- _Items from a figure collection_
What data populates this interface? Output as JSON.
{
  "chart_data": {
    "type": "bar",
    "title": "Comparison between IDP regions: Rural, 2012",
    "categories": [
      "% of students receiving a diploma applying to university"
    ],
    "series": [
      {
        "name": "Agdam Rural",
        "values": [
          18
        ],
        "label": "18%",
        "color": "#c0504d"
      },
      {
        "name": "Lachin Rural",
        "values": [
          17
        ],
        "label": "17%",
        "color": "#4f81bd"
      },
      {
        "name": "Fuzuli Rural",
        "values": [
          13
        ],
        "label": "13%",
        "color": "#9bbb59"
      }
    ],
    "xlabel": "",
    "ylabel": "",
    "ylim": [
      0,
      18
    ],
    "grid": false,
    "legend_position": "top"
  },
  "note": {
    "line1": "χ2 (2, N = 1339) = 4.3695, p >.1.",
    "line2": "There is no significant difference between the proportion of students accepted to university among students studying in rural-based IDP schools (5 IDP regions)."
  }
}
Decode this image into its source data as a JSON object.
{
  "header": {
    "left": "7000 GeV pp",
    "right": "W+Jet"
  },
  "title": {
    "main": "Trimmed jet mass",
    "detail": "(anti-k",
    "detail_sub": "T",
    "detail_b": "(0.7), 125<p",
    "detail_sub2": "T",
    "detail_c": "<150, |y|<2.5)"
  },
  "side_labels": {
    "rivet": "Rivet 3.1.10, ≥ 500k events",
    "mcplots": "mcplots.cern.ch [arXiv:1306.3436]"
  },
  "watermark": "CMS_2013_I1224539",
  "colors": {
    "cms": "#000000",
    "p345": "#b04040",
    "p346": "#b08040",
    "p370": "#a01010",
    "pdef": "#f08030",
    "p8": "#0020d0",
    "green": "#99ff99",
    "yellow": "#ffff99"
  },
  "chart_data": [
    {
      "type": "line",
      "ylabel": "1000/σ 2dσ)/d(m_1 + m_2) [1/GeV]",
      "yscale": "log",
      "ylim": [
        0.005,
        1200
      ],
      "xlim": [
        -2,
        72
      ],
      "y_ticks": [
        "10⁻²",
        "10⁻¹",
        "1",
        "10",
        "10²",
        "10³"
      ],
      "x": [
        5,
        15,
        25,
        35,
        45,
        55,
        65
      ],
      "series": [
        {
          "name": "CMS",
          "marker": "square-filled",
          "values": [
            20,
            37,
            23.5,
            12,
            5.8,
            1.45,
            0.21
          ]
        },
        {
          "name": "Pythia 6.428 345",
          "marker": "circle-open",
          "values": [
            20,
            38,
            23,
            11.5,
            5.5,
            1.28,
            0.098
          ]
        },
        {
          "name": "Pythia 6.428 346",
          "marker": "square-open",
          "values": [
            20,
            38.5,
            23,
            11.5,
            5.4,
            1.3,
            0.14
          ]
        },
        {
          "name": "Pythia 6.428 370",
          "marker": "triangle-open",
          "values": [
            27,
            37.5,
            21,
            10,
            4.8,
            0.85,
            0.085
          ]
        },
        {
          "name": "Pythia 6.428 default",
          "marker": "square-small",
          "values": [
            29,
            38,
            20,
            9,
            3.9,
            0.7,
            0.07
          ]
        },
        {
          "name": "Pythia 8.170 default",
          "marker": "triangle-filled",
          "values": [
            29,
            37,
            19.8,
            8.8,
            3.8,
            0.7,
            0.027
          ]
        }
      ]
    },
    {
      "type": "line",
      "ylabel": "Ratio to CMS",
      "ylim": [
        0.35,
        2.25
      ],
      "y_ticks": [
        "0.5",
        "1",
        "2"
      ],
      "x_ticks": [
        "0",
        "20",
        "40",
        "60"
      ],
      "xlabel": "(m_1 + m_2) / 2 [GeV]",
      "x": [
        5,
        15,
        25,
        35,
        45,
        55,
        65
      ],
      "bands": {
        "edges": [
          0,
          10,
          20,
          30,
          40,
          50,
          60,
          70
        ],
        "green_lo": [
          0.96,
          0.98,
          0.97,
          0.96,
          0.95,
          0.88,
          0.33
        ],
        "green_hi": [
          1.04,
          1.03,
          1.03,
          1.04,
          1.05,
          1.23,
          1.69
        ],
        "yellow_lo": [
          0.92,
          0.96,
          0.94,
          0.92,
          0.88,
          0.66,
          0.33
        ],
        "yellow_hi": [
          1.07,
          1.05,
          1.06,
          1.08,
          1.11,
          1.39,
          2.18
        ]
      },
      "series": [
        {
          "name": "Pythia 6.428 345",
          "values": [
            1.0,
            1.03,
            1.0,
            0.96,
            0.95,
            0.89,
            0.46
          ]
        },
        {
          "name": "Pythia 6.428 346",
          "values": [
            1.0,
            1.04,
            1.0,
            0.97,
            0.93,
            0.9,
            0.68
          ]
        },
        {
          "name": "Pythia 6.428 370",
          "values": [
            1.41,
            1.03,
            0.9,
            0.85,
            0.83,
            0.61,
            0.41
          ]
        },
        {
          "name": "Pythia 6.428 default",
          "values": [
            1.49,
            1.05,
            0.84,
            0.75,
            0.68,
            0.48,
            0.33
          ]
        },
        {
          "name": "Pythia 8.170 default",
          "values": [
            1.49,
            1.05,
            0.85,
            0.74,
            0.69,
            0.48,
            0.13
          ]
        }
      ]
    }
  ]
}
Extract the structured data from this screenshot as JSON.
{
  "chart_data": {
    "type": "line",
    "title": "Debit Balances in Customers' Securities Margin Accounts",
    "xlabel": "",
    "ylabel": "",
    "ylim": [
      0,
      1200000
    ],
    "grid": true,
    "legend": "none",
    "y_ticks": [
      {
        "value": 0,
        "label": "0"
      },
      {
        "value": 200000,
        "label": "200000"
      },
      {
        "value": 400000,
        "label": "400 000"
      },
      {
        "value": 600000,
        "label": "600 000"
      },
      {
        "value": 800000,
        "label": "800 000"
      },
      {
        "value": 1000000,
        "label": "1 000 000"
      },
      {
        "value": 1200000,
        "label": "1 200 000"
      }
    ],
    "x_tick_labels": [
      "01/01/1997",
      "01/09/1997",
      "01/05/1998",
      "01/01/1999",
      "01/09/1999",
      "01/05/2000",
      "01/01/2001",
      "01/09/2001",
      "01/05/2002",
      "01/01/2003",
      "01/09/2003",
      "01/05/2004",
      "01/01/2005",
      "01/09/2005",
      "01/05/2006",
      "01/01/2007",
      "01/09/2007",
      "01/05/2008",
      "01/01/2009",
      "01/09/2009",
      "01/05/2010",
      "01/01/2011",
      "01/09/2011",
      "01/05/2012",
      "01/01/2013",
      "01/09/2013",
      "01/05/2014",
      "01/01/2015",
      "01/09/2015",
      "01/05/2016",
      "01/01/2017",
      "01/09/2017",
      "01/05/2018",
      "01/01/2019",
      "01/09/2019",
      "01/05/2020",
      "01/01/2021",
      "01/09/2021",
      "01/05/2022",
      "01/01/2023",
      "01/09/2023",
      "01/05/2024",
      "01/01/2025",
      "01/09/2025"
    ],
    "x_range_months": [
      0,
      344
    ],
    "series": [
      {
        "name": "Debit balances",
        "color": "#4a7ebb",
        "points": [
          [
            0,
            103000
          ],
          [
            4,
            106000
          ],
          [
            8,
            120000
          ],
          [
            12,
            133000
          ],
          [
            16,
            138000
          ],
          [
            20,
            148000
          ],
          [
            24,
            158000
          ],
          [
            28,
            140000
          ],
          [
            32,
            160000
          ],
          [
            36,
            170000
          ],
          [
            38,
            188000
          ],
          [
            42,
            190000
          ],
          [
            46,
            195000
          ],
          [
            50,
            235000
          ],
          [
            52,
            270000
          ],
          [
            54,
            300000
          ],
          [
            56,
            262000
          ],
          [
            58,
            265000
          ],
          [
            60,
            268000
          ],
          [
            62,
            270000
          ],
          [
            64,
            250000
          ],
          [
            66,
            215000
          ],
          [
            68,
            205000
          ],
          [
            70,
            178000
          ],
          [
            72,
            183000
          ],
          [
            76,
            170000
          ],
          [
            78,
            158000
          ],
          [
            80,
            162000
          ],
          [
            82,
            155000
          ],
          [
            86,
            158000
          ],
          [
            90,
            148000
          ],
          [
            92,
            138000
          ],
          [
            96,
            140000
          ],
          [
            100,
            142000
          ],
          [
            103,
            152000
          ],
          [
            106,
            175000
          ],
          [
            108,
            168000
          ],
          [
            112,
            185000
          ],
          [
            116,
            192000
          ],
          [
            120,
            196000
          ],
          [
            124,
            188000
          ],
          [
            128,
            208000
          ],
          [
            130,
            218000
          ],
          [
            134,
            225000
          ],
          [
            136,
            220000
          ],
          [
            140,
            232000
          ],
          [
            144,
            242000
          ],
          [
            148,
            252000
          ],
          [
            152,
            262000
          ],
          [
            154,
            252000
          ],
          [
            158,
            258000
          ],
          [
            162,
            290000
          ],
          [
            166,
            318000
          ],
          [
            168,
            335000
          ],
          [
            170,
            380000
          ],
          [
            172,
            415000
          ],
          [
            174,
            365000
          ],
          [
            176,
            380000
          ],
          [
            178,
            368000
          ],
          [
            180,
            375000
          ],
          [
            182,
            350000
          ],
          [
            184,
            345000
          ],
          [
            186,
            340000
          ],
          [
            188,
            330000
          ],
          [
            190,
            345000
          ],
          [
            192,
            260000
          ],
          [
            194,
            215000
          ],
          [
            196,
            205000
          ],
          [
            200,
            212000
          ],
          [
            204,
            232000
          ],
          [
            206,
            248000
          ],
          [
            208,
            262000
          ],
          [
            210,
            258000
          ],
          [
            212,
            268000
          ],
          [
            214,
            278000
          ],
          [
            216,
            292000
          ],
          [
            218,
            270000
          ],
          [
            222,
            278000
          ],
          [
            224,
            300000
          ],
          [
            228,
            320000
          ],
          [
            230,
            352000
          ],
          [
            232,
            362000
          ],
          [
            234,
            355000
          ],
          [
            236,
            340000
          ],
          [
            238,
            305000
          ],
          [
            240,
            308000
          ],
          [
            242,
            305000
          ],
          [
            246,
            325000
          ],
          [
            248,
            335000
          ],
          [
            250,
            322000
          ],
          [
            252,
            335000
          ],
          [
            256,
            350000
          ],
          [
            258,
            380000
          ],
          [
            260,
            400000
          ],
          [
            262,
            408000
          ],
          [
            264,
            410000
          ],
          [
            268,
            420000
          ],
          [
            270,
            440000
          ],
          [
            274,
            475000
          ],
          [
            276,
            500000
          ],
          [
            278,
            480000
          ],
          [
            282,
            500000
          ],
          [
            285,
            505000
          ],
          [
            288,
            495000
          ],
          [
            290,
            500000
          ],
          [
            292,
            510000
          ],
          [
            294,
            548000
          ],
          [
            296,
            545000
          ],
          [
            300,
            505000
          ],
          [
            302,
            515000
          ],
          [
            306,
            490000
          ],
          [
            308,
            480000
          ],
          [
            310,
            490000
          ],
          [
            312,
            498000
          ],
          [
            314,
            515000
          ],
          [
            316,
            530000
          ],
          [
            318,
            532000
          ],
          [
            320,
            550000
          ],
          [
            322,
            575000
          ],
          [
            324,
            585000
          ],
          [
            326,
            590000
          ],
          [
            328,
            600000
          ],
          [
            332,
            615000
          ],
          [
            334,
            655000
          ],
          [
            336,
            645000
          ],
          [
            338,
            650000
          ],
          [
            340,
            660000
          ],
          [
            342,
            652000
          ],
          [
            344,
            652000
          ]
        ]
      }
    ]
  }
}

- _EXERCISE DETAILS_
List every line in the records above that contains the word "open".

- _EXERCISE OUTPUT_
          "marker": "circle-open",
          "marker": "square-open",
          "marker": "triangle-open",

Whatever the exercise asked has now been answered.